> _Problem description_
Identify the lines holding "with" and copy them.

________________________

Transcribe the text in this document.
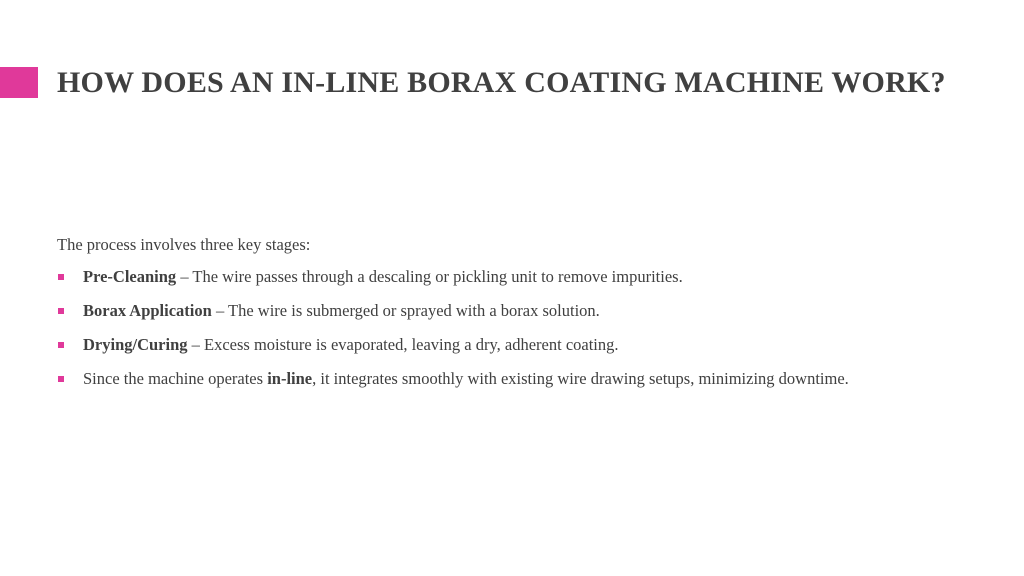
HOW DOES AN IN-LINE BORAX COATING MACHINE WORK?

The process involves three key stages:

Pre-Cleaning – The wire passes through a descaling or pickling unit to remove impurities.
Borax Application – The wire is submerged or sprayed with a borax solution.
Drying/Curing – Excess moisture is evaporated, leaving a dry, adherent coating.
Since the machine operates in-line, it integrates smoothly with existing wire drawing setups, minimizing downtime.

________________________

> _Final result_
Borax Application – The wire is submerged or sprayed with a borax solution.
Since the machine operates in-line, it integrates smoothly with existing wire drawing setups, minimizing downtime.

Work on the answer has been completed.